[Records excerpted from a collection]
------------------------------------------------
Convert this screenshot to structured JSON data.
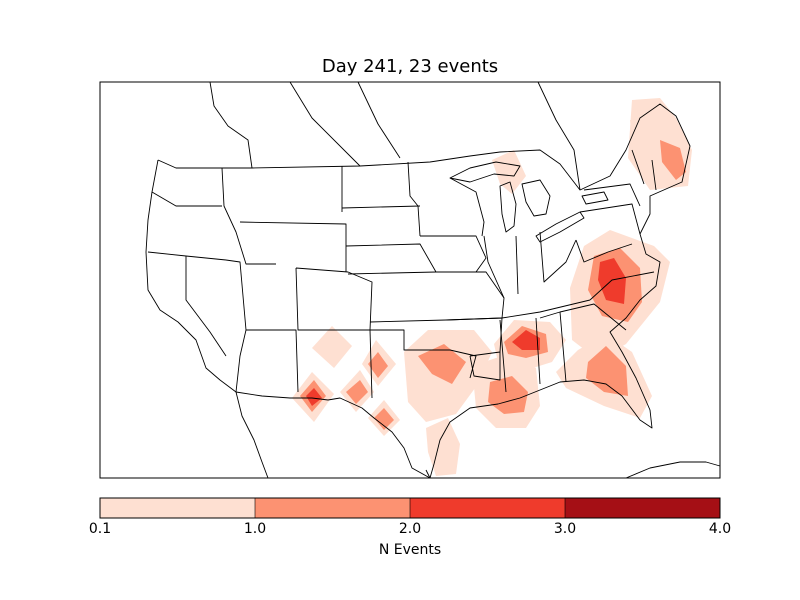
{
  "title": "Day 241, 23 events",
  "colorbar": {
    "label": "N Events",
    "ticks": [
      "0.1",
      "1.0",
      "2.0",
      "3.0",
      "4.0"
    ],
    "levels": [
      {
        "range": "0.1-1.0",
        "color": "#fee0d2"
      },
      {
        "range": "1.0-2.0",
        "color": "#fc9272"
      },
      {
        "range": "2.0-3.0",
        "color": "#ef3b2c"
      },
      {
        "range": "3.0-4.0",
        "color": "#a50f15"
      }
    ]
  },
  "map": {
    "region": "contiguous United States with state boundaries",
    "colors": {
      "light": "#fee0d2",
      "medium": "#fc9272",
      "dark": "#ef3b2c",
      "darkest": "#a50f15",
      "line": "#000000"
    }
  }
}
------------------------------------------------
Exercise.
Leave the pictures out, and print every line of the listing exactly as written.

Correct response.
Convert this screenshot to structured JSON data.
{
  "title": "Day 241, 23 events",
  "colorbar": {
    "label": "N Events",
    "ticks": [
      "0.1",
      "1.0",
      "2.0",
      "3.0",
      "4.0"
    ],
    "levels": [
      {
        "range": "0.1-1.0",
        "color": "#fee0d2"
      },
      {
        "range": "1.0-2.0",
        "color": "#fc9272"
      },
      {
        "range": "2.0-3.0",
        "color": "#ef3b2c"
      },
      {
        "range": "3.0-4.0",
        "color": "#a50f15"
      }
    ]
  },
  "map": {
    "region": "contiguous United States with state boundaries",
    "colors": {
      "light": "#fee0d2",
      "medium": "#fc9272",
      "dark": "#ef3b2c",
      "darkest": "#a50f15",
      "line": "#000000"
    }
  }
}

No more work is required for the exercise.